• BRIEF
Please print all of the material below, word for word.

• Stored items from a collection
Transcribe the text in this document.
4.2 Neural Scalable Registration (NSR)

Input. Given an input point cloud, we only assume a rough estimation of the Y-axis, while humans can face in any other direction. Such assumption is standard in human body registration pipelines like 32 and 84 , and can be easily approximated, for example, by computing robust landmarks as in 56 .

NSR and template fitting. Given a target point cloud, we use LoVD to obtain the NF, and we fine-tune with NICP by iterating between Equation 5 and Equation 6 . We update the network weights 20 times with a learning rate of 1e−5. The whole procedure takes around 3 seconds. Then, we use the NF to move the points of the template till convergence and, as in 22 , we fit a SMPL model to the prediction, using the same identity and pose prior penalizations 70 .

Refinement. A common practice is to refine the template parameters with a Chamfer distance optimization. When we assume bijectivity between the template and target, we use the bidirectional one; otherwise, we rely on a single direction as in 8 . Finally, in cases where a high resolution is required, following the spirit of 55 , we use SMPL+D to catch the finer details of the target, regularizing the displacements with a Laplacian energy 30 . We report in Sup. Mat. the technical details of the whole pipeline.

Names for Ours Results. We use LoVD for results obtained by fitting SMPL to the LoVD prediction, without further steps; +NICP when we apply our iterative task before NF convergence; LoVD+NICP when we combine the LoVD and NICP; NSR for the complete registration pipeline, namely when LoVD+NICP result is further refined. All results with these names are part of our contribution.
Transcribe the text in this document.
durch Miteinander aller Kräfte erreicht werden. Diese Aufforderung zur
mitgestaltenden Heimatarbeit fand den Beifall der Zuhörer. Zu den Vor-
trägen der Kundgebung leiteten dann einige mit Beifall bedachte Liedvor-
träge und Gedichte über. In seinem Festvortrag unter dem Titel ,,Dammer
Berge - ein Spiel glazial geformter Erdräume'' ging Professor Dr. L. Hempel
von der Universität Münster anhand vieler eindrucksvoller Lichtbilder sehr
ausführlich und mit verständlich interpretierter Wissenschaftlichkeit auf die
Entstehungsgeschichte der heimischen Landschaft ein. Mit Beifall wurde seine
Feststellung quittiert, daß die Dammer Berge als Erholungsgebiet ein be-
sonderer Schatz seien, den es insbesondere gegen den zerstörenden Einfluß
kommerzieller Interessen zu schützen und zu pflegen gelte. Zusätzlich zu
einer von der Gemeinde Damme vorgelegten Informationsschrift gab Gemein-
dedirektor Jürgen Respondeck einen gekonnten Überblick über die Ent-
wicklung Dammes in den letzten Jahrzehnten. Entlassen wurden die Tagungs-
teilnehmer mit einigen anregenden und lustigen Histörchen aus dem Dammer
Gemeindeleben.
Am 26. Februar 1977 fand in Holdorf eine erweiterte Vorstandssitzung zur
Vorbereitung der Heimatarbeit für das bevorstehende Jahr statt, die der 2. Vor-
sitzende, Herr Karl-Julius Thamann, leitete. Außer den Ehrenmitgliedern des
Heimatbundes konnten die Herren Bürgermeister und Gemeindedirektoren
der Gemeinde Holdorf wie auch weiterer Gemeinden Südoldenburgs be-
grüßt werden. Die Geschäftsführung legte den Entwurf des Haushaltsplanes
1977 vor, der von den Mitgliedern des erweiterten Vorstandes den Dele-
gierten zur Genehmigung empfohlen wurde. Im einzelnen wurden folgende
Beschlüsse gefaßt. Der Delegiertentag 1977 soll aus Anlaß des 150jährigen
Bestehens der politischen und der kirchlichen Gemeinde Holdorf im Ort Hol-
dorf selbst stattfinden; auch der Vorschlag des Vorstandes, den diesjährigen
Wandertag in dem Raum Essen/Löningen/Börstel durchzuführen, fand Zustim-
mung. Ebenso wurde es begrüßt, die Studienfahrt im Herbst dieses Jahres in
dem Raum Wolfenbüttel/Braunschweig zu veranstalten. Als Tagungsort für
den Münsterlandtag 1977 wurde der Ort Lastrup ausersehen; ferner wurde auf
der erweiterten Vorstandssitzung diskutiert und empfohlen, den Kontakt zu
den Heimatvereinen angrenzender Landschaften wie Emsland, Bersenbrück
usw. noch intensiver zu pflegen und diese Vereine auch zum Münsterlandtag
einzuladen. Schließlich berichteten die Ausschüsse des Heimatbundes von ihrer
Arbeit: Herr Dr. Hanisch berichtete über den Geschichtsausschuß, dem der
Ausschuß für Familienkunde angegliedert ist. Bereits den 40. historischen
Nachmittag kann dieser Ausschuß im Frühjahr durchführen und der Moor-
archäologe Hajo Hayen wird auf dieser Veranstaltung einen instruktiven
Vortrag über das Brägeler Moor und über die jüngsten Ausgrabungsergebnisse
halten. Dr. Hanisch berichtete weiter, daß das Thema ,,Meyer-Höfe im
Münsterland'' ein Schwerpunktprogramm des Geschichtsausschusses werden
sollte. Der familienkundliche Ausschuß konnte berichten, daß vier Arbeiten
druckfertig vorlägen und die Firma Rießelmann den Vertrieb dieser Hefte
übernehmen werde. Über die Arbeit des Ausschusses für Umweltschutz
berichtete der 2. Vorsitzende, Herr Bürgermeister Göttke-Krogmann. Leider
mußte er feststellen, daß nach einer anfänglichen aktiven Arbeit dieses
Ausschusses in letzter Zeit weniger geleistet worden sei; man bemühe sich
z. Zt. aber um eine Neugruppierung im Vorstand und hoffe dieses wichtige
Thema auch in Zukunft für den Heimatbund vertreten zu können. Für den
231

• RESULT
Transcribe the text in this document.
4.2 Neural Scalable Registration (NSR)

Input. Given an input point cloud, we only assume a rough estimation of the Y-axis, while humans can face in any other direction. Such assumption is standard in human body registration pipelines like 32 and 84 , and can be easily approximated, for example, by computing robust landmarks as in 56 .

NSR and template fitting. Given a target point cloud, we use LoVD to obtain the NF, and we fine-tune with NICP by iterating between Equation 5 and Equation 6 . We update the network weights 20 times with a learning rate of 1e−5. The whole procedure takes around 3 seconds. Then, we use the NF to move the points of the template till convergence and, as in 22 , we fit a SMPL model to the prediction, using the same identity and pose prior penalizations 70 .

Refinement. A common practice is to refine the template parameters with a Chamfer distance optimization. When we assume bijectivity between the template and target, we use the bidirectional one; otherwise, we rely on a single direction as in 8 . Finally, in cases where a high resolution is required, following the spirit of 55 , we use SMPL+D to catch the finer details of the target, regularizing the displacements with a Laplacian energy 30 . We report in Sup. Mat. the technical details of the whole pipeline.

Names for Ours Results. We use LoVD for results obtained by fitting SMPL to the LoVD prediction, without further steps; +NICP when we apply our iterative task before NF convergence; LoVD+NICP when we combine the LoVD and NICP; NSR for the complete registration pipeline, namely when LoVD+NICP result is further refined. All results with these names are part of our contribution.
Transcribe the text in this document.
durch Miteinander aller Kräfte erreicht werden. Diese Aufforderung zur
mitgestaltenden Heimatarbeit fand den Beifall der Zuhörer. Zu den Vor-
trägen der Kundgebung leiteten dann einige mit Beifall bedachte Liedvor-
träge und Gedichte über. In seinem Festvortrag unter dem Titel ,,Dammer
Berge - ein Spiel glazial geformter Erdräume'' ging Professor Dr. L. Hempel
von der Universität Münster anhand vieler eindrucksvoller Lichtbilder sehr
ausführlich und mit verständlich interpretierter Wissenschaftlichkeit auf die
Entstehungsgeschichte der heimischen Landschaft ein. Mit Beifall wurde seine
Feststellung quittiert, daß die Dammer Berge als Erholungsgebiet ein be-
sonderer Schatz seien, den es insbesondere gegen den zerstörenden Einfluß
kommerzieller Interessen zu schützen und zu pflegen gelte. Zusätzlich zu
einer von der Gemeinde Damme vorgelegten Informationsschrift gab Gemein-
dedirektor Jürgen Respondeck einen gekonnten Überblick über die Ent-
wicklung Dammes in den letzten Jahrzehnten. Entlassen wurden die Tagungs-
teilnehmer mit einigen anregenden und lustigen Histörchen aus dem Dammer
Gemeindeleben.
Am 26. Februar 1977 fand in Holdorf eine erweiterte Vorstandssitzung zur
Vorbereitung der Heimatarbeit für das bevorstehende Jahr statt, die der 2. Vor-
sitzende, Herr Karl-Julius Thamann, leitete. Außer den Ehrenmitgliedern des
Heimatbundes konnten die Herren Bürgermeister und Gemeindedirektoren
der Gemeinde Holdorf wie auch weiterer Gemeinden Südoldenburgs be-
grüßt werden. Die Geschäftsführung legte den Entwurf des Haushaltsplanes
1977 vor, der von den Mitgliedern des erweiterten Vorstandes den Dele-
gierten zur Genehmigung empfohlen wurde. Im einzelnen wurden folgende
Beschlüsse gefaßt. Der Delegiertentag 1977 soll aus Anlaß des 150jährigen
Bestehens der politischen und der kirchlichen Gemeinde Holdorf im Ort Hol-
dorf selbst stattfinden; auch der Vorschlag des Vorstandes, den diesjährigen
Wandertag in dem Raum Essen/Löningen/Börstel durchzuführen, fand Zustim-
mung. Ebenso wurde es begrüßt, die Studienfahrt im Herbst dieses Jahres in
dem Raum Wolfenbüttel/Braunschweig zu veranstalten. Als Tagungsort für
den Münsterlandtag 1977 wurde der Ort Lastrup ausersehen; ferner wurde auf
der erweiterten Vorstandssitzung diskutiert und empfohlen, den Kontakt zu
den Heimatvereinen angrenzender Landschaften wie Emsland, Bersenbrück
usw. noch intensiver zu pflegen und diese Vereine auch zum Münsterlandtag
einzuladen. Schließlich berichteten die Ausschüsse des Heimatbundes von ihrer
Arbeit: Herr Dr. Hanisch berichtete über den Geschichtsausschuß, dem der
Ausschuß für Familienkunde angegliedert ist. Bereits den 40. historischen
Nachmittag kann dieser Ausschuß im Frühjahr durchführen und der Moor-
archäologe Hajo Hayen wird auf dieser Veranstaltung einen instruktiven
Vortrag über das Brägeler Moor und über die jüngsten Ausgrabungsergebnisse
halten. Dr. Hanisch berichtete weiter, daß das Thema ,,Meyer-Höfe im
Münsterland'' ein Schwerpunktprogramm des Geschichtsausschusses werden
sollte. Der familienkundliche Ausschuß konnte berichten, daß vier Arbeiten
druckfertig vorlägen und die Firma Rießelmann den Vertrieb dieser Hefte
übernehmen werde. Über die Arbeit des Ausschusses für Umweltschutz
berichtete der 2. Vorsitzende, Herr Bürgermeister Göttke-Krogmann. Leider
mußte er feststellen, daß nach einer anfänglichen aktiven Arbeit dieses
Ausschusses in letzter Zeit weniger geleistet worden sei; man bemühe sich
z. Zt. aber um eine Neugruppierung im Vorstand und hoffe dieses wichtige
Thema auch in Zukunft für den Heimatbund vertreten zu können. Für den
231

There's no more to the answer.